**Source passage:**

* start *

WEBER STATE UNIVERSITY WOMEN'S STUDIES NEWSLETTER

VOL III, No 5 JANUARY 1997

COORDINATOR'S CORNER

Welcome to the New Year! I had announced a January profile on Diane Krantz, but I've pulled a switch on you and will be introducing you instead to Dr. Sue Harley of the Botany Department. Diane's profile will be forthcoming soon.

The first week of the quarter is Welcome Week and W.S.S.A. will be participating and sharing information about the group and Women's Studies. Remember their project to raise funds to supplement the scholarship for traditional-age WS minors. If you have ideas to share about strategies and/or donors, please contact the office (626-7632) and Norma will pass the information along. Also this first week, on 9 January at 5:30 p.m. in Union Ballroom B, DLSU will co-sponsor, with The Anthropology Club, the Native American Council and The Diversity Center, "Two Spirit Traditions in Native American Cultures," a presentation by Lacee Harris, M.S.W., pipe holder and spiritual leader of the Paiute and Ute Nations.

Thanks to those of you who supported the 1 December Candlelight Vigil for World AIDS Day. Despite the very non-cooperative weather, the size and spirit of the group in attendance were memorable.

Services for Women Students will sponsor a series of workshops in winter quarter covering the topics of Relationship Separation, Career Development, and Grieving, in addition to their standard "Turning Point" program. All workshops will begin meeting the second week of the quarter. Contact their office, 152, Student Services, (626-6090) for more information.

The Tenth Annual Conference for Women in Higher Education will be held from 4 - 7 January in Ft. Worth, TX. S. Carol Theisen will attend and has promised to hold a reporting-out session on the activities there.

SIROW will sponsor a summer institute from 8 - 15 June 1997 for faculty and students in Women's Studies and area/international studies. The project focuses on "exploring ways of studying and teaching the implications of global processes for local lives." Contact Sandra Shattuck, SIROW, at (520) 621-7338 (e-mail: Shattuck@u.arizona.edu) for more information.

* end *

**Data listing:**
* start *

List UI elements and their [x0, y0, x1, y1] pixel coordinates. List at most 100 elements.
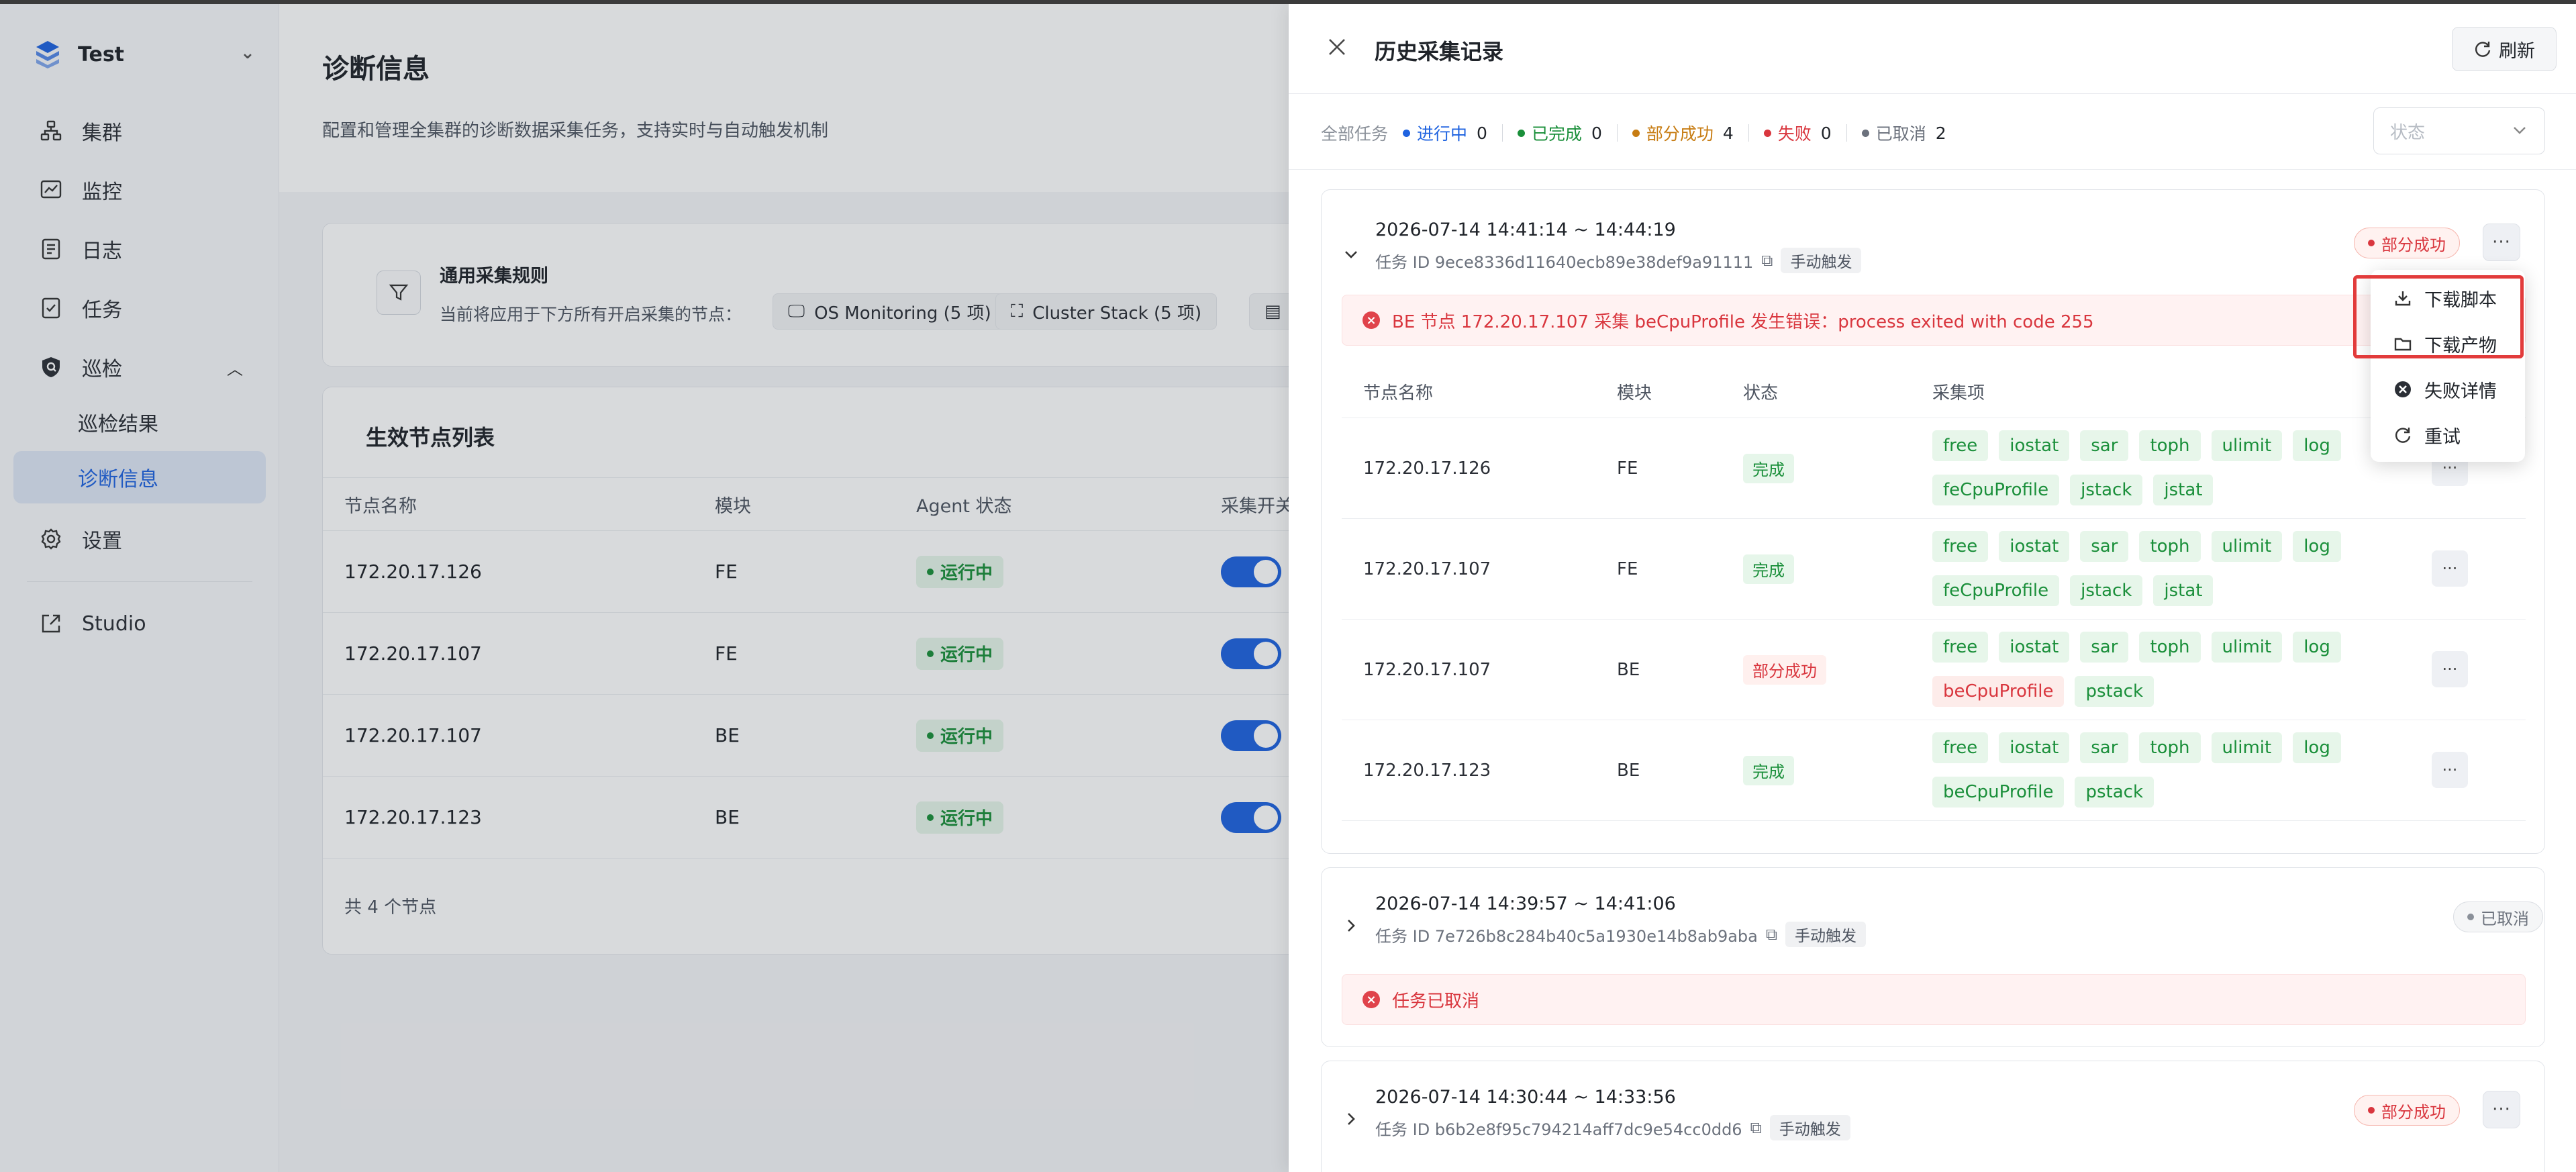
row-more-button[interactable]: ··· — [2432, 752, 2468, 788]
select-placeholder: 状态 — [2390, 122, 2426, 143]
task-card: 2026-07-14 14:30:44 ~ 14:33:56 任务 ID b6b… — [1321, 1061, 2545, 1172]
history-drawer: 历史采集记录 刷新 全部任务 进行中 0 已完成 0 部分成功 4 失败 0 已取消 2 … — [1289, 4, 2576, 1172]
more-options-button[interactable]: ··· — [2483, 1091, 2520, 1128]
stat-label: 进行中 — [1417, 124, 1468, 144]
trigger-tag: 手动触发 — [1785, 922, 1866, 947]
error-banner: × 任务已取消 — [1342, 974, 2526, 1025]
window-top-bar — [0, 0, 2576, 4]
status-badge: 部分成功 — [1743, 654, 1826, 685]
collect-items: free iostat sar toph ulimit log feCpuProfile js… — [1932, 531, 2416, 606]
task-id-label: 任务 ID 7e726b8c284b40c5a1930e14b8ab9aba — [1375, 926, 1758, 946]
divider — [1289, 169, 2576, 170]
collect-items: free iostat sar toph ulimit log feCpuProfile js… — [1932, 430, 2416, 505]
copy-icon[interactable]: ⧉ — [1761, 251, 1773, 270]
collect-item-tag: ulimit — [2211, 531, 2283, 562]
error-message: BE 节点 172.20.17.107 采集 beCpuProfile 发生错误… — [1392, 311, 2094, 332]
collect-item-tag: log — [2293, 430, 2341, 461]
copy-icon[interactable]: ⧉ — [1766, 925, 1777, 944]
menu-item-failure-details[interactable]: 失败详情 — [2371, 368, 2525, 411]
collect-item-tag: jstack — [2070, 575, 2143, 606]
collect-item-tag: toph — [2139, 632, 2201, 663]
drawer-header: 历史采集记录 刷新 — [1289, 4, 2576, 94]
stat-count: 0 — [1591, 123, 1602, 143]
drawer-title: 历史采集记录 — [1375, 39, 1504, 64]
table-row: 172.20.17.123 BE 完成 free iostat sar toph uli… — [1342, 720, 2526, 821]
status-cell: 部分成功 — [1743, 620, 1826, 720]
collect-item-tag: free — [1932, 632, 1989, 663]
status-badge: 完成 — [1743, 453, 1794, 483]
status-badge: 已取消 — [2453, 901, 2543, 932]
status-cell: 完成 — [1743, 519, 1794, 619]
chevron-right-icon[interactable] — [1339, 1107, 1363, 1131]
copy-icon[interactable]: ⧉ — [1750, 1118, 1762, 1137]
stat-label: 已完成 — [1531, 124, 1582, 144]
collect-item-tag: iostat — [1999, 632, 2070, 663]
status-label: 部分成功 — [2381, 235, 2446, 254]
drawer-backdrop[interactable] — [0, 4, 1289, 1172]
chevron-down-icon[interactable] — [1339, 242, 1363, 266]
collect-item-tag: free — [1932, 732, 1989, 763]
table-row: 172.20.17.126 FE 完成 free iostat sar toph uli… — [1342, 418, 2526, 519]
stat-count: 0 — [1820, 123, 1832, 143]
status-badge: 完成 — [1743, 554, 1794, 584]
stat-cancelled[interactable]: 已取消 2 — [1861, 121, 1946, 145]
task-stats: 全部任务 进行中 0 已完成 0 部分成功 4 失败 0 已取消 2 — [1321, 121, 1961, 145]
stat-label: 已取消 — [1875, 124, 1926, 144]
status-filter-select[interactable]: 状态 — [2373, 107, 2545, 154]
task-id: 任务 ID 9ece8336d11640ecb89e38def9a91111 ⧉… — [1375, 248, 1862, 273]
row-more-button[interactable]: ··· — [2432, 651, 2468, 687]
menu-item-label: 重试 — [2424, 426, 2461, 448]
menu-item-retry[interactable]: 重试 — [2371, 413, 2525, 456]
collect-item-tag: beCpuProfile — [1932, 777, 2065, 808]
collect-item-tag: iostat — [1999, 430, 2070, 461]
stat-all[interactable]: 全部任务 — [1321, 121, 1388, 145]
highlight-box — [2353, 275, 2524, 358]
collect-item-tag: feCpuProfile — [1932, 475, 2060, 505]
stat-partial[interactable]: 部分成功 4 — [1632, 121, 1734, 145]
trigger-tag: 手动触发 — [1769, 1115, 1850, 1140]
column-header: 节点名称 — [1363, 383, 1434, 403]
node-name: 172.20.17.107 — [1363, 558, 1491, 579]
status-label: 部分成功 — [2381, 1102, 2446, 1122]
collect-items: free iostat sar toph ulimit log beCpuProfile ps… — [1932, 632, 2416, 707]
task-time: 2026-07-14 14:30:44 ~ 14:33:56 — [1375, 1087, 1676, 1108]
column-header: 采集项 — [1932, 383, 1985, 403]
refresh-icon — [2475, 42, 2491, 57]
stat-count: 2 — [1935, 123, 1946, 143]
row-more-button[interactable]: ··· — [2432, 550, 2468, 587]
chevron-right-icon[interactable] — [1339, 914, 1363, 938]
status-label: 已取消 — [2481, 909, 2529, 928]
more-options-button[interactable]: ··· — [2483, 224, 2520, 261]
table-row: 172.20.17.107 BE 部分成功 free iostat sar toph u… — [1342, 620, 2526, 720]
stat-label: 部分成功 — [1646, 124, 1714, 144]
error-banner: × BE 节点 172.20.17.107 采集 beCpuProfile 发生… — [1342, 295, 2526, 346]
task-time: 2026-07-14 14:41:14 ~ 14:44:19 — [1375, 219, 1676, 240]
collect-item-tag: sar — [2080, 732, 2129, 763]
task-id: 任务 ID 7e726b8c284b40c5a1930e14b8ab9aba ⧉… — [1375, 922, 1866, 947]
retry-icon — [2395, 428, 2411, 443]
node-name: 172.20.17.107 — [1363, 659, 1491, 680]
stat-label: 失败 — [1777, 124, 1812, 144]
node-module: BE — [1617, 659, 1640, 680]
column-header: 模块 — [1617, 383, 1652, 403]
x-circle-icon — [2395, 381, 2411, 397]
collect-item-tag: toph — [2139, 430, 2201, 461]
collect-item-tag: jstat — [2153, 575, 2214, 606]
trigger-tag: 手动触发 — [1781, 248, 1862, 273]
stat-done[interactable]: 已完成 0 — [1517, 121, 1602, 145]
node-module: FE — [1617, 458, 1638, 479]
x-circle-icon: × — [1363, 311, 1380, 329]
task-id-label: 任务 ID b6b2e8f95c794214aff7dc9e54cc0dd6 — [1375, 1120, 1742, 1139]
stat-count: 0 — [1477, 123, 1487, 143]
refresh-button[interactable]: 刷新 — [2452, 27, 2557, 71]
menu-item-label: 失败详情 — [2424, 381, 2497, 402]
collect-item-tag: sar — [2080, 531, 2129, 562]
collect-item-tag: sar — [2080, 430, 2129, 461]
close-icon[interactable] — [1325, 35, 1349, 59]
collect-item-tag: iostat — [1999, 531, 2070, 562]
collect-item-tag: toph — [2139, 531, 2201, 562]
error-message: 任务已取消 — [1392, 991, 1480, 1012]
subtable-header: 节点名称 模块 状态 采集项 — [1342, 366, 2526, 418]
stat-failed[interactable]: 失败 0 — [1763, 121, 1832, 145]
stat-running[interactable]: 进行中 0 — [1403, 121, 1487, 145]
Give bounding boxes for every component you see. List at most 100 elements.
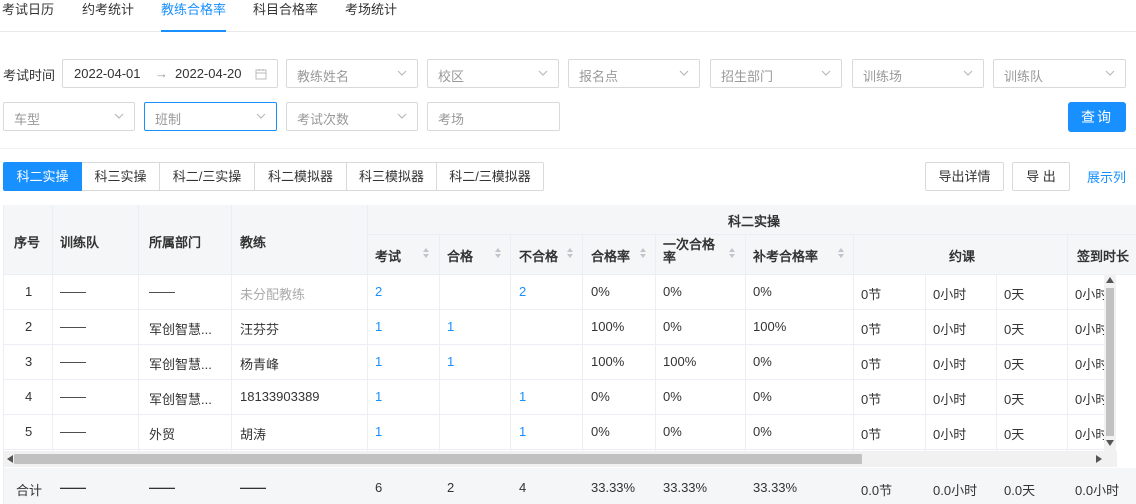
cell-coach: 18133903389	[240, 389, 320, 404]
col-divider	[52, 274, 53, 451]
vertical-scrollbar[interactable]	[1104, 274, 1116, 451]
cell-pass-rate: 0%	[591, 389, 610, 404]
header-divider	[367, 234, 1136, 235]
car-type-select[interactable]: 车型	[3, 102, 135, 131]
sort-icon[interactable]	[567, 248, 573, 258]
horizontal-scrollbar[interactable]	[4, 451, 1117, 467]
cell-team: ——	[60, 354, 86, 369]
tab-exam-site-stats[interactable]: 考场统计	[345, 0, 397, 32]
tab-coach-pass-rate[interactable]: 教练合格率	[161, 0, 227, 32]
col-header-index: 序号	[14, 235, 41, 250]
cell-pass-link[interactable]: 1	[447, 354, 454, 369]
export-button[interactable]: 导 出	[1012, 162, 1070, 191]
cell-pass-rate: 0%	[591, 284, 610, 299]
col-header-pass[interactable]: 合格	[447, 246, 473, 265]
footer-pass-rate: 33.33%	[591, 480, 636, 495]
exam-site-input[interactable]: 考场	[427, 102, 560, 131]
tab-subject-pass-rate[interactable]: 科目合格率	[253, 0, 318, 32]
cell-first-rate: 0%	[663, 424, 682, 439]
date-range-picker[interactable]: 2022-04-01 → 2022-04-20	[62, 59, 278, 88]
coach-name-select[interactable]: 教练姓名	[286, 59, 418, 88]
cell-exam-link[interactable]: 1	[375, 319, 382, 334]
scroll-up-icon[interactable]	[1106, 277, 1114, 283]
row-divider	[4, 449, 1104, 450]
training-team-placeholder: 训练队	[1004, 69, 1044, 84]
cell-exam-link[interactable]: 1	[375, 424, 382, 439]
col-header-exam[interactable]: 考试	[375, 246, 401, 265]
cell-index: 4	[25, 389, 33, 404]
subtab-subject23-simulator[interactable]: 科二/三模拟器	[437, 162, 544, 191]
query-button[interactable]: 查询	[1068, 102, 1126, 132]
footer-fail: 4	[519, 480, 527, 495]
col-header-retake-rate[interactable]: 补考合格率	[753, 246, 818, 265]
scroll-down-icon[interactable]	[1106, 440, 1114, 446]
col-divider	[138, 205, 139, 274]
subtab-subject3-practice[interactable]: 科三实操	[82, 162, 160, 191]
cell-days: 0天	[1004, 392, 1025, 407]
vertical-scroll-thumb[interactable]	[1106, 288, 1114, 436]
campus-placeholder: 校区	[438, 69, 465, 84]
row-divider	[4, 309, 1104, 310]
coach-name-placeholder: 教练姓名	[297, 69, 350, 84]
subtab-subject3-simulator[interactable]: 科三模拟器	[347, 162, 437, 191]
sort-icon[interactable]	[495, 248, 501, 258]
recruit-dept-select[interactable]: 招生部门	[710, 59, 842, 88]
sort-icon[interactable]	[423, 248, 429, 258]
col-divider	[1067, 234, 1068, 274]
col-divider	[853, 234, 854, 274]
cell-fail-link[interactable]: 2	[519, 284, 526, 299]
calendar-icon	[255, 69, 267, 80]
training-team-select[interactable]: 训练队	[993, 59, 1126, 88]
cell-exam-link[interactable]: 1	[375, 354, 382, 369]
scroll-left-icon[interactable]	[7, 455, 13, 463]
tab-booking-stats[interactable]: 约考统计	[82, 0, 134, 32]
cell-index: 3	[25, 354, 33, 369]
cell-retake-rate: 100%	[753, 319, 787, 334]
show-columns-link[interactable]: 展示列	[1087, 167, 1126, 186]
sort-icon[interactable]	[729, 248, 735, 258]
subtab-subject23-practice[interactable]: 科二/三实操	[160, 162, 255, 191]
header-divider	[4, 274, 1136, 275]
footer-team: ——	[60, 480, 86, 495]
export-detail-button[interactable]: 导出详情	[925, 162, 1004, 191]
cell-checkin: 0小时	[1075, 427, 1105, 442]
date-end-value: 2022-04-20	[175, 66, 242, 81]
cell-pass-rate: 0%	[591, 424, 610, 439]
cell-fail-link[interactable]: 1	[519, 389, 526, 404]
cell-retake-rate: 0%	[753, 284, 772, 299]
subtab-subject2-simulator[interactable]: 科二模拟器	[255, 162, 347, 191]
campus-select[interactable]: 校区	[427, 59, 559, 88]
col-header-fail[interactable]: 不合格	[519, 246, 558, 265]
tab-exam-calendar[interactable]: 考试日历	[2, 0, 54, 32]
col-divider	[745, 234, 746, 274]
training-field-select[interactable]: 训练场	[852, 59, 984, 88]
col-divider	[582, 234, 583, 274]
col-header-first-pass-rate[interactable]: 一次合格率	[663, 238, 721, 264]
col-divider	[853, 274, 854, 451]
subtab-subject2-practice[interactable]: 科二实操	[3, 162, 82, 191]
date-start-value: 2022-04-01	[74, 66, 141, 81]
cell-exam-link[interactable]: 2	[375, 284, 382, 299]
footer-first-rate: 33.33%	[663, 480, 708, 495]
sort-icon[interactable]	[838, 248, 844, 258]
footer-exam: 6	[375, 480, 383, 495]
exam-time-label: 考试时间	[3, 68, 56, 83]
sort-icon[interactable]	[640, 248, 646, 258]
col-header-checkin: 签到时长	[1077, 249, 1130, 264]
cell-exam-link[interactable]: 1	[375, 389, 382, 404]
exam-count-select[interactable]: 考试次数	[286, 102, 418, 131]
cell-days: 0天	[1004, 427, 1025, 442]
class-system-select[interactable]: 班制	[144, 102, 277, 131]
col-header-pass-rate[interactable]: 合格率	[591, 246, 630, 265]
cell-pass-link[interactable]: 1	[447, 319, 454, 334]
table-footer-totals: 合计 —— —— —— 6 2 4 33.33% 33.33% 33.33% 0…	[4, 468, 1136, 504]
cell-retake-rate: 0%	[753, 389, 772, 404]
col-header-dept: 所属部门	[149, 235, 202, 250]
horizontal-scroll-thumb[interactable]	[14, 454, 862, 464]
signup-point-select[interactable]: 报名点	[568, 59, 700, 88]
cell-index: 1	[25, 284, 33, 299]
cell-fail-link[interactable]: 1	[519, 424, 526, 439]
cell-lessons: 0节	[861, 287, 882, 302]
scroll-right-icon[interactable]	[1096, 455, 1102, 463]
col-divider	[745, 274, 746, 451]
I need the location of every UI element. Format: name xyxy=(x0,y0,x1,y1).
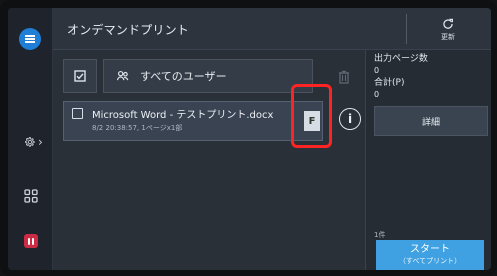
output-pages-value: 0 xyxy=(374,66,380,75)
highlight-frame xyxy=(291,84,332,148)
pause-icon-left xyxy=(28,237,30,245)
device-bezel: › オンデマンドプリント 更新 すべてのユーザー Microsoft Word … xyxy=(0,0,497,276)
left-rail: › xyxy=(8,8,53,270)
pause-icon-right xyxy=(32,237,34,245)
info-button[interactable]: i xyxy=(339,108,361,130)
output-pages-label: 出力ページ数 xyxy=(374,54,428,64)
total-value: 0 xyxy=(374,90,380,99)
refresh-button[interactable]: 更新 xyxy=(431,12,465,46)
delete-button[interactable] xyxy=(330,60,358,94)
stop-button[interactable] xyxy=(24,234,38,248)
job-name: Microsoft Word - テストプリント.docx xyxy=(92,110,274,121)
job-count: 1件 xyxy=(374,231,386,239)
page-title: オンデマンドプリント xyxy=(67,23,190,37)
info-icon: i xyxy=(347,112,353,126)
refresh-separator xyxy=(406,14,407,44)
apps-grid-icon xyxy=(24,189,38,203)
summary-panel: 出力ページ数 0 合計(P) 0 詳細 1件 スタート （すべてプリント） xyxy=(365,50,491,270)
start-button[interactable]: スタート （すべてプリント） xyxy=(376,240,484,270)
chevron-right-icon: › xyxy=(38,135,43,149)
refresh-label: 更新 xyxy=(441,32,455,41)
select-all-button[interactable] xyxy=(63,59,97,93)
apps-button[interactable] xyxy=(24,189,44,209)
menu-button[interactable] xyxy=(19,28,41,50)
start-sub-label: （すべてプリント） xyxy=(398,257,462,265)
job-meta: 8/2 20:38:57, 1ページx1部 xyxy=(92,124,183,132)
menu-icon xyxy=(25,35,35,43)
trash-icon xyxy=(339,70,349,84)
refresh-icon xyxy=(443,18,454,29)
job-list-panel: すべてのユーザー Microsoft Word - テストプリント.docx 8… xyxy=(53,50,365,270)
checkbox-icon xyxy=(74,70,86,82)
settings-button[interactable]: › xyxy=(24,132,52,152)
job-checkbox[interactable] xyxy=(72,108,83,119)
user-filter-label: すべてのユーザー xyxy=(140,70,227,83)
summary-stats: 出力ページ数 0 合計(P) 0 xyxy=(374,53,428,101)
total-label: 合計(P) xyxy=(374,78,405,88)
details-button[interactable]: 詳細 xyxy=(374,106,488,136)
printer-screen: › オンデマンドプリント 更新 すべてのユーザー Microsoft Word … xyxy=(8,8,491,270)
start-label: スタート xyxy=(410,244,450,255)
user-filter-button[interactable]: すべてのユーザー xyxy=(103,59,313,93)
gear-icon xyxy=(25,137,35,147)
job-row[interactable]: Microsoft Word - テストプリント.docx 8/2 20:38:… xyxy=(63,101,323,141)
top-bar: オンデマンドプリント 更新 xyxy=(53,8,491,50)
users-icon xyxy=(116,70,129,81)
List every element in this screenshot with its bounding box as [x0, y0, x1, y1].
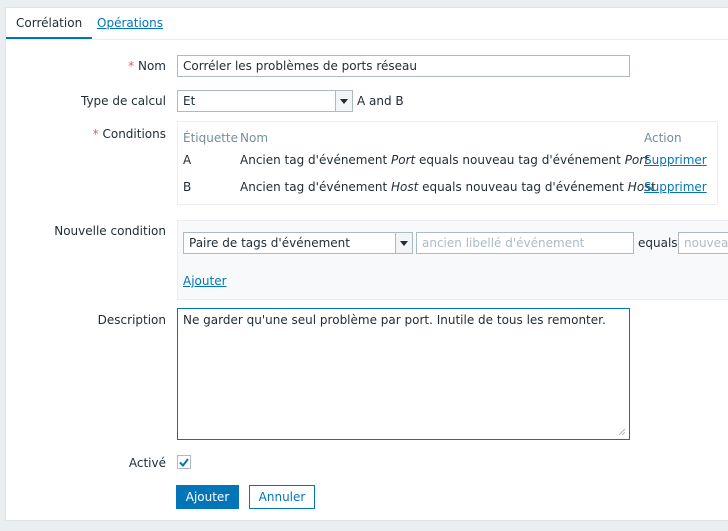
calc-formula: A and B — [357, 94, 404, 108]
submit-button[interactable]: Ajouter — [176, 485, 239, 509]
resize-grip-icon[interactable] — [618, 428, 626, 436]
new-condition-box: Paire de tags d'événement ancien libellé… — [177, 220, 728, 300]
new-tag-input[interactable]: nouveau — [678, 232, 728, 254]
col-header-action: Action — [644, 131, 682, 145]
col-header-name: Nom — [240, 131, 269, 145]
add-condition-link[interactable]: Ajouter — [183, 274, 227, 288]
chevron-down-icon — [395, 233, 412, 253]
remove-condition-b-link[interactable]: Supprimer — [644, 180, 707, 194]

* end *

**Directive:** Print the January 1997 Women's Studies newsletter word for word, from start to finish. Rely only on the newsletter for what follows.

**Solution to this exercise:**
WEBER STATE UNIVERSITY WOMEN'S STUDIES NEWSLETTER

VOL III, No 5 JANUARY 1997

COORDINATOR'S CORNER

Welcome to the New Year! I had announced a January profile on Diane Krantz, but I've pulled a switch on you and will be introducing you instead to Dr. Sue Harley of the Botany Department. Diane's profile will be forthcoming soon.

The first week of the quarter is Welcome Week and W.S.S.A. will be participating and sharing information about the group and Women's Studies. Remember their project to raise funds to supplement the scholarship for traditional-age WS minors. If you have ideas to share about strategies and/or donors, please contact the office (626-7632) and Norma will pass the information along. Also this first week, on 9 January at 5:30 p.m. in Union Ballroom B, DLSU will co-sponsor, with The Anthropology Club, the Native American Council and The Diversity Center, "Two Spirit Traditions in Native American Cultures," a presentation by Lacee Harris, M.S.W., pipe holder and spiritual leader of the Paiute and Ute Nations.

Thanks to those of you who supported the 1 December Candlelight Vigil for World AIDS Day. Despite the very non-cooperative weather, the size and spirit of the group in attendance were memorable.

Services for Women Students will sponsor a series of workshops in winter quarter covering the topics of Relationship Separation, Career Development, and Grieving, in addition to their standard "Turning Point" program. All workshops will begin meeting the second week of the quarter. Contact their office, 152, Student Services, (626-6090) for more information.

The Tenth Annual Conference for Women in Higher Education will be held from 4 - 7 January in Ft. Worth, TX. S. Carol Theisen will attend and has promised to hold a reporting-out session on the activities there.

SIROW will sponsor a summer institute from 8 - 15 June 1997 for faculty and students in Women's Studies and area/international studies. The project focuses on "exploring ways of studying and teaching the implications of global processes for local lives." Contact Sandra Shattuck, SIROW, at (520) 621-7338 (e-mail: Shattuck@u.arizona.edu) for more information.